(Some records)
## start
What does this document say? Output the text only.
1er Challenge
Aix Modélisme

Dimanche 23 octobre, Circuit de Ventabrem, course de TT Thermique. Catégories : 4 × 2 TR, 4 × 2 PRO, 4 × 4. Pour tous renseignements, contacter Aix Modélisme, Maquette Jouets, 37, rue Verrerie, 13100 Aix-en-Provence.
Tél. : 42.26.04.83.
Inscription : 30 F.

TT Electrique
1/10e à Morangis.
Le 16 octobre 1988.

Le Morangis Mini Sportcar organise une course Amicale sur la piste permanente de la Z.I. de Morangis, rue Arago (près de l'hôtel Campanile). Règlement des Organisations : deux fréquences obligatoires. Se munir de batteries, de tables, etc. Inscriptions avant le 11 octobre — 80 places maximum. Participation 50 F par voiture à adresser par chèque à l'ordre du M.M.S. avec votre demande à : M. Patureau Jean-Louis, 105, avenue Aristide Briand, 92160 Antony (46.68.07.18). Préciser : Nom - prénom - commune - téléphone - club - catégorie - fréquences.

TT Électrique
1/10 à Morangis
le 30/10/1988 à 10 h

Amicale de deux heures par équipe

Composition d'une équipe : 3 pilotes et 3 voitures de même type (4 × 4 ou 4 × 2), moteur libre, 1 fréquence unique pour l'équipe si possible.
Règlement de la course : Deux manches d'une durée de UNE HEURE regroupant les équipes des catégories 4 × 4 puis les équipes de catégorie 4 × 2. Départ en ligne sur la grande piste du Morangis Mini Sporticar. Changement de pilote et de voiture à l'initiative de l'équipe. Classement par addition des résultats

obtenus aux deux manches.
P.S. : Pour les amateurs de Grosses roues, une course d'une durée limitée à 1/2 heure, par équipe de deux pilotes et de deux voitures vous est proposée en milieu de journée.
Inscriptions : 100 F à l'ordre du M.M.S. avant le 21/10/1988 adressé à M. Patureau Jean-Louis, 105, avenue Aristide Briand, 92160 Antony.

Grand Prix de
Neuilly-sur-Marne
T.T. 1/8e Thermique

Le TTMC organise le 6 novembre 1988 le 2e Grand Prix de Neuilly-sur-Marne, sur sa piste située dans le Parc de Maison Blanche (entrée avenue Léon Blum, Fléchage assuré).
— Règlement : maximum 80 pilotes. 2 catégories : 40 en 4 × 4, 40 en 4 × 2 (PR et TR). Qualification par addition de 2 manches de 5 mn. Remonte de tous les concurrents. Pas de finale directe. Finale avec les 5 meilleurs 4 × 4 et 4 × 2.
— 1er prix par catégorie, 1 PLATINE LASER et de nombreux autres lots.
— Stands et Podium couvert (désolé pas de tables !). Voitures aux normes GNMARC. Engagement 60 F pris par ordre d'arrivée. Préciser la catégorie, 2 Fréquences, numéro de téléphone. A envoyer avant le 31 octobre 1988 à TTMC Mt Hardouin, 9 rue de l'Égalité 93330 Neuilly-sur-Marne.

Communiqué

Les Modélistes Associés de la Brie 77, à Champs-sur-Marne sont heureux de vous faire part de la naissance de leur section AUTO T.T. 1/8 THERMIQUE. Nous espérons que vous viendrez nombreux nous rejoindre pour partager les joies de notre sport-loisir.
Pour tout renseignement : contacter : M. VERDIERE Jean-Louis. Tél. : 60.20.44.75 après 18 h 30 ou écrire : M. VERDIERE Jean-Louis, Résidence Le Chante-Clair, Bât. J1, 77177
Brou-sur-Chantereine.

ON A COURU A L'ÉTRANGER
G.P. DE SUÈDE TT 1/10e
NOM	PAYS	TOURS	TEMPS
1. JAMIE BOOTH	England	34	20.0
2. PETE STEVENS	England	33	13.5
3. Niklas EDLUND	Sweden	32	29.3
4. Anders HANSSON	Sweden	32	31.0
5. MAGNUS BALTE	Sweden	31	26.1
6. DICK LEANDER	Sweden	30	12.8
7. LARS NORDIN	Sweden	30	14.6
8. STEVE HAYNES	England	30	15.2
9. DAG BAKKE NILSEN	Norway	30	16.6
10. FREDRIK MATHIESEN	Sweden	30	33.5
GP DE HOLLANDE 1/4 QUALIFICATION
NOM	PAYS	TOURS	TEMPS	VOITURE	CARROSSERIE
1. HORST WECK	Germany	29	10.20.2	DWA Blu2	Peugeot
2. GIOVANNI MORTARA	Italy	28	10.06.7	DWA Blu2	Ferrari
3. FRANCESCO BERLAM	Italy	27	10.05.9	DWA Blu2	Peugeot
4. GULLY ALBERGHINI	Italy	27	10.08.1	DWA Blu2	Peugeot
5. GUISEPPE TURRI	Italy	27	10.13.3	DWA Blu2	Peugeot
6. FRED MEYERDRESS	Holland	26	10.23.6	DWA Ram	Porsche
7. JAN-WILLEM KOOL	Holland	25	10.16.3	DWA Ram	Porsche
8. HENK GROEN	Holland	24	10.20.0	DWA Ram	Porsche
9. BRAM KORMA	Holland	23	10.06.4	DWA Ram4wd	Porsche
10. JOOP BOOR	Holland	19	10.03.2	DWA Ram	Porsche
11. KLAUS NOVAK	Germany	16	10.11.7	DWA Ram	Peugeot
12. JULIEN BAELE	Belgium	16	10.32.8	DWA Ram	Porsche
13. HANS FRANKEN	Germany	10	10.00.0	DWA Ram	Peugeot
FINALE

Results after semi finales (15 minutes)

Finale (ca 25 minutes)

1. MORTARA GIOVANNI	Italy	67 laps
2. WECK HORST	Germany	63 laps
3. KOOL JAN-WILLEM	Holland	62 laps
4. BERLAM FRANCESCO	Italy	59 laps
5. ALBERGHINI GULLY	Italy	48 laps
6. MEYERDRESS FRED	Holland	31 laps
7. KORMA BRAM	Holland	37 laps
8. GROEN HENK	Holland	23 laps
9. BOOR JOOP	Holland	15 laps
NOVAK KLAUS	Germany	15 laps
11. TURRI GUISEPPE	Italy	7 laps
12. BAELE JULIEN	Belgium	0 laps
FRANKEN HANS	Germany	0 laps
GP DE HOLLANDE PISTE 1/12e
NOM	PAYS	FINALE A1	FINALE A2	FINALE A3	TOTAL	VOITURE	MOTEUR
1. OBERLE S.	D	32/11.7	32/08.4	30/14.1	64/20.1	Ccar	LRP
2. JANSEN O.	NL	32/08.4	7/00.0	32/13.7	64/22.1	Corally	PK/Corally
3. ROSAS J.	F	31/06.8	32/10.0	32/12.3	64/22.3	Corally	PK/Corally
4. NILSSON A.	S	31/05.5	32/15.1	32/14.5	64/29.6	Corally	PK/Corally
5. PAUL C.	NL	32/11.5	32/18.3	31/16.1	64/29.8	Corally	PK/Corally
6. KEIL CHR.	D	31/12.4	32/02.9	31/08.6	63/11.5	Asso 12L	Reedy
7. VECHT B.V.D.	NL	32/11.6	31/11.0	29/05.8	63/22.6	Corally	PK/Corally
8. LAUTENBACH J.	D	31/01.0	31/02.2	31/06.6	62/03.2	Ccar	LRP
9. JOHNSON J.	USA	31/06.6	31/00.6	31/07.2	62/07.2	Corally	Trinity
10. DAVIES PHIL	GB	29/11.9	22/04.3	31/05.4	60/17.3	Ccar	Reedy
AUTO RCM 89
## end
### GIVEN REQUEST
Repeat every entry exactly, please.

### TASK RESULT
What does this document say? Output the text only.
1er Challenge
Aix Modélisme

Dimanche 23 octobre, Circuit de Ventabrem, course de TT Thermique. Catégories : 4 × 2 TR, 4 × 2 PRO, 4 × 4. Pour tous renseignements, contacter Aix Modélisme, Maquette Jouets, 37, rue Verrerie, 13100 Aix-en-Provence.
Tél. : 42.26.04.83.
Inscription : 30 F.

TT Electrique
1/10e à Morangis.
Le 16 octobre 1988.

Le Morangis Mini Sportcar organise une course Amicale sur la piste permanente de la Z.I. de Morangis, rue Arago (près de l'hôtel Campanile). Règlement des Organisations : deux fréquences obligatoires. Se munir de batteries, de tables, etc. Inscriptions avant le 11 octobre — 80 places maximum. Participation 50 F par voiture à adresser par chèque à l'ordre du M.M.S. avec votre demande à : M. Patureau Jean-Louis, 105, avenue Aristide Briand, 92160 Antony (46.68.07.18). Préciser : Nom - prénom - commune - téléphone - club - catégorie - fréquences.

TT Électrique
1/10 à Morangis
le 30/10/1988 à 10 h

Amicale de deux heures par équipe

Composition d'une équipe : 3 pilotes et 3 voitures de même type (4 × 4 ou 4 × 2), moteur libre, 1 fréquence unique pour l'équipe si possible.
Règlement de la course : Deux manches d'une durée de UNE HEURE regroupant les équipes des catégories 4 × 4 puis les équipes de catégorie 4 × 2. Départ en ligne sur la grande piste du Morangis Mini Sporticar. Changement de pilote et de voiture à l'initiative de l'équipe. Classement par addition des résultats

obtenus aux deux manches.
P.S. : Pour les amateurs de Grosses roues, une course d'une durée limitée à 1/2 heure, par équipe de deux pilotes et de deux voitures vous est proposée en milieu de journée.
Inscriptions : 100 F à l'ordre du M.M.S. avant le 21/10/1988 adressé à M. Patureau Jean-Louis, 105, avenue Aristide Briand, 92160 Antony.

Grand Prix de
Neuilly-sur-Marne
T.T. 1/8e Thermique

Le TTMC organise le 6 novembre 1988 le 2e Grand Prix de Neuilly-sur-Marne, sur sa piste située dans le Parc de Maison Blanche (entrée avenue Léon Blum, Fléchage assuré).
— Règlement : maximum 80 pilotes. 2 catégories : 40 en 4 × 4, 40 en 4 × 2 (PR et TR). Qualification par addition de 2 manches de 5 mn. Remonte de tous les concurrents. Pas de finale directe. Finale avec les 5 meilleurs 4 × 4 et 4 × 2.
— 1er prix par catégorie, 1 PLATINE LASER et de nombreux autres lots.
— Stands et Podium couvert (désolé pas de tables !). Voitures aux normes GNMARC. Engagement 60 F pris par ordre d'arrivée. Préciser la catégorie, 2 Fréquences, numéro de téléphone. A envoyer avant le 31 octobre 1988 à TTMC Mt Hardouin, 9 rue de l'Égalité 93330 Neuilly-sur-Marne.

Communiqué

Les Modélistes Associés de la Brie 77, à Champs-sur-Marne sont heureux de vous faire part de la naissance de leur section AUTO T.T. 1/8 THERMIQUE. Nous espérons que vous viendrez nombreux nous rejoindre pour partager les joies de notre sport-loisir.
Pour tout renseignement : contacter : M. VERDIERE Jean-Louis. Tél. : 60.20.44.75 après 18 h 30 ou écrire : M. VERDIERE Jean-Louis, Résidence Le Chante-Clair, Bât. J1, 77177
Brou-sur-Chantereine.

ON A COURU A L'ÉTRANGER
G.P. DE SUÈDE TT 1/10e
NOM	PAYS	TOURS	TEMPS
1. JAMIE BOOTH	England	34	20.0
2. PETE STEVENS	England	33	13.5
3. Niklas EDLUND	Sweden	32	29.3
4. Anders HANSSON	Sweden	32	31.0
5. MAGNUS BALTE	Sweden	31	26.1
6. DICK LEANDER	Sweden	30	12.8
7. LARS NORDIN	Sweden	30	14.6
8. STEVE HAYNES	England	30	15.2
9. DAG BAKKE NILSEN	Norway	30	16.6
10. FREDRIK MATHIESEN	Sweden	30	33.5
GP DE HOLLANDE 1/4 QUALIFICATION
NOM	PAYS	TOURS	TEMPS	VOITURE	CARROSSERIE
1. HORST WECK	Germany	29	10.20.2	DWA Blu2	Peugeot
2. GIOVANNI MORTARA	Italy	28	10.06.7	DWA Blu2	Ferrari
3. FRANCESCO BERLAM	Italy	27	10.05.9	DWA Blu2	Peugeot
4. GULLY ALBERGHINI	Italy	27	10.08.1	DWA Blu2	Peugeot
5. GUISEPPE TURRI	Italy	27	10.13.3	DWA Blu2	Peugeot
6. FRED MEYERDRESS	Holland	26	10.23.6	DWA Ram	Porsche
7. JAN-WILLEM KOOL	Holland	25	10.16.3	DWA Ram	Porsche
8. HENK GROEN	Holland	24	10.20.0	DWA Ram	Porsche
9. BRAM KORMA	Holland	23	10.06.4	DWA Ram4wd	Porsche
10. JOOP BOOR	Holland	19	10.03.2	DWA Ram	Porsche
11. KLAUS NOVAK	Germany	16	10.11.7	DWA Ram	Peugeot
12. JULIEN BAELE	Belgium	16	10.32.8	DWA Ram	Porsche
13. HANS FRANKEN	Germany	10	10.00.0	DWA Ram	Peugeot
FINALE

Results after semi finales (15 minutes)

Finale (ca 25 minutes)

1. MORTARA GIOVANNI	Italy	67 laps
2. WECK HORST	Germany	63 laps
3. KOOL JAN-WILLEM	Holland	62 laps
4. BERLAM FRANCESCO	Italy	59 laps
5. ALBERGHINI GULLY	Italy	48 laps
6. MEYERDRESS FRED	Holland	31 laps
7. KORMA BRAM	Holland	37 laps
8. GROEN HENK	Holland	23 laps
9. BOOR JOOP	Holland	15 laps
NOVAK KLAUS	Germany	15 laps
11. TURRI GUISEPPE	Italy	7 laps
12. BAELE JULIEN	Belgium	0 laps
FRANKEN HANS	Germany	0 laps
GP DE HOLLANDE PISTE 1/12e
NOM	PAYS	FINALE A1	FINALE A2	FINALE A3	TOTAL	VOITURE	MOTEUR
1. OBERLE S.	D	32/11.7	32/08.4	30/14.1	64/20.1	Ccar	LRP
2. JANSEN O.	NL	32/08.4	7/00.0	32/13.7	64/22.1	Corally	PK/Corally
3. ROSAS J.	F	31/06.8	32/10.0	32/12.3	64/22.3	Corally	PK/Corally
4. NILSSON A.	S	31/05.5	32/15.1	32/14.5	64/29.6	Corally	PK/Corally
5. PAUL C.	NL	32/11.5	32/18.3	31/16.1	64/29.8	Corally	PK/Corally
6. KEIL CHR.	D	31/12.4	32/02.9	31/08.6	63/11.5	Asso 12L	Reedy
7. VECHT B.V.D.	NL	32/11.6	31/11.0	29/05.8	63/22.6	Corally	PK/Corally
8. LAUTENBACH J.	D	31/01.0	31/02.2	31/06.6	62/03.2	Ccar	LRP
9. JOHNSON J.	USA	31/06.6	31/00.6	31/07.2	62/07.2	Corally	Trinity
10. DAVIES PHIL	GB	29/11.9	22/04.3	31/05.4	60/17.3	Ccar	Reedy
AUTO RCM 89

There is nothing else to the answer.